┌─ Data extract

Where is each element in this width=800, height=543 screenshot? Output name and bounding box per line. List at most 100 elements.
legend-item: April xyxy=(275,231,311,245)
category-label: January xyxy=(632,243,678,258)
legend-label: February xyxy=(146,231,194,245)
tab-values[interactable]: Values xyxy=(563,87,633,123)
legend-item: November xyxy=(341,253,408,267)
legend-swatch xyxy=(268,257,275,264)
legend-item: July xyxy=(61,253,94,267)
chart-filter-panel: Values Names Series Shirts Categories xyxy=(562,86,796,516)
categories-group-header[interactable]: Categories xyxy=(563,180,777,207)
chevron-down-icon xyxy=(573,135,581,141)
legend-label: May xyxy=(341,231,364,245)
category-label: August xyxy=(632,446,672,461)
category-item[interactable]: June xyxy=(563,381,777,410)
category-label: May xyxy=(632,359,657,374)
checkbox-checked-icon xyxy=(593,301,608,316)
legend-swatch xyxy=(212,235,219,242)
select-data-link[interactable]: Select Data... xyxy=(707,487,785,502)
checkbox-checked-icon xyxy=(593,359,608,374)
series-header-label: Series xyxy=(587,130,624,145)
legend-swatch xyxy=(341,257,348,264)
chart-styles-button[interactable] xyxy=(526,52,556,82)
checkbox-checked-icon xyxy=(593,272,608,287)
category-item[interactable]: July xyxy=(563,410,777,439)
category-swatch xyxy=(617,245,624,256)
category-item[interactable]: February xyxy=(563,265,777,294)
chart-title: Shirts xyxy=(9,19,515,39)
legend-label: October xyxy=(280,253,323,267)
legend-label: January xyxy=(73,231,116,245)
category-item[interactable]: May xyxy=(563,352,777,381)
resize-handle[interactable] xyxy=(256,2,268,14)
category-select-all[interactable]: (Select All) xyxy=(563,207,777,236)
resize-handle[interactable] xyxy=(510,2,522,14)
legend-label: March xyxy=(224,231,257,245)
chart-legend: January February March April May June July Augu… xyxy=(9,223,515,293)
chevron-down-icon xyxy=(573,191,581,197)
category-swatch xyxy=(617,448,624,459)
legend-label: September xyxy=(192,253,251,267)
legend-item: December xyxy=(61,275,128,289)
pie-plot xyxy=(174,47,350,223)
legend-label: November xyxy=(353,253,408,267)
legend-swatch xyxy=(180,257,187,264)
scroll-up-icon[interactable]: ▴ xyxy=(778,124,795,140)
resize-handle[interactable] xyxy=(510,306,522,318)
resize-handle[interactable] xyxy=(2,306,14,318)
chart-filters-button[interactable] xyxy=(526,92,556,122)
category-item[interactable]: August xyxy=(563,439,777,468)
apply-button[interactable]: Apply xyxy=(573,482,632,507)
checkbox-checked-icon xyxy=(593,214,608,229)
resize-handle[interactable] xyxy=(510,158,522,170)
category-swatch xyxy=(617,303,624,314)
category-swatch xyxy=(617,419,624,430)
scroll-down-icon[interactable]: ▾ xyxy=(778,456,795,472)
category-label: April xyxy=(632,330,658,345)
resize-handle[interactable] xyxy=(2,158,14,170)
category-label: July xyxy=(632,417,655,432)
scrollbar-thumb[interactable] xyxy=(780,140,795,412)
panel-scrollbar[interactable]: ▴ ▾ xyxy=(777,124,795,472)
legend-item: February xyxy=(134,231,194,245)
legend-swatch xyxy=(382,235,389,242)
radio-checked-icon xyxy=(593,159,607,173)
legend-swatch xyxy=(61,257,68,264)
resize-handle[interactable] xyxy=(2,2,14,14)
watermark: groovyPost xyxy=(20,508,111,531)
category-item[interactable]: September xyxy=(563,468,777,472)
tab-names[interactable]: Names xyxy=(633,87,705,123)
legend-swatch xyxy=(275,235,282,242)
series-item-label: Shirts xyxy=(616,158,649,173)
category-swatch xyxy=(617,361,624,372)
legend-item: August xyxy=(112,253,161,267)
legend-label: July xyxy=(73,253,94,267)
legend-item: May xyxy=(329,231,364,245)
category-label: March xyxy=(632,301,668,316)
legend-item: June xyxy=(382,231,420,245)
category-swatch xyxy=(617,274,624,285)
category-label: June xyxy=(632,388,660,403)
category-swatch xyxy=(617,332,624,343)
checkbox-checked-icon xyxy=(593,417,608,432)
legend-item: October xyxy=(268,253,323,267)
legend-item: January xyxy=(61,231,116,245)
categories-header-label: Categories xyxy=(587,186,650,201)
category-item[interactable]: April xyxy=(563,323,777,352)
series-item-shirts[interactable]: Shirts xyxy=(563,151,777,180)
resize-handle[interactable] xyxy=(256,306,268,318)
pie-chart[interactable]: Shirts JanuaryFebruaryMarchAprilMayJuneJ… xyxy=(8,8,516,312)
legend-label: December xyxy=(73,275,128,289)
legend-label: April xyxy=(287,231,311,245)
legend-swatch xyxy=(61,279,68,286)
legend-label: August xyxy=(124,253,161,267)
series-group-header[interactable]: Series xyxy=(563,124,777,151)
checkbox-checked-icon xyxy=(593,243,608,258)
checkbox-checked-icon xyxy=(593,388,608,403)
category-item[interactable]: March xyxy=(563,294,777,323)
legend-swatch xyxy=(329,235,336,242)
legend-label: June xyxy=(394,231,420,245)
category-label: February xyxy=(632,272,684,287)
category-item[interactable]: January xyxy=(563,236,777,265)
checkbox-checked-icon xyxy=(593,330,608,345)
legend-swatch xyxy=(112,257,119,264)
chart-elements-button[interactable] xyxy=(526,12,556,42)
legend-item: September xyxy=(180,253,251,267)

└─

* Given exercise: Repeat the items verbatim, from the first line up to and including the line with "category-label: May xyxy=(632,359,657,374)".

* The result:
Where is each element in this width=800, height=543 screenshot? Output name and bounding box per line. List at most 100 elements.
legend-item: April xyxy=(275,231,311,245)
category-label: January xyxy=(632,243,678,258)
legend-label: February xyxy=(146,231,194,245)
tab-values[interactable]: Values xyxy=(563,87,633,123)
legend-item: November xyxy=(341,253,408,267)
legend-swatch xyxy=(268,257,275,264)
legend-item: July xyxy=(61,253,94,267)
chart-filter-panel: Values Names Series Shirts Categories xyxy=(562,86,796,516)
categories-group-header[interactable]: Categories xyxy=(563,180,777,207)
chevron-down-icon xyxy=(573,135,581,141)
legend-label: May xyxy=(341,231,364,245)
category-label: August xyxy=(632,446,672,461)
category-item[interactable]: June xyxy=(563,381,777,410)
category-label: May xyxy=(632,359,657,374)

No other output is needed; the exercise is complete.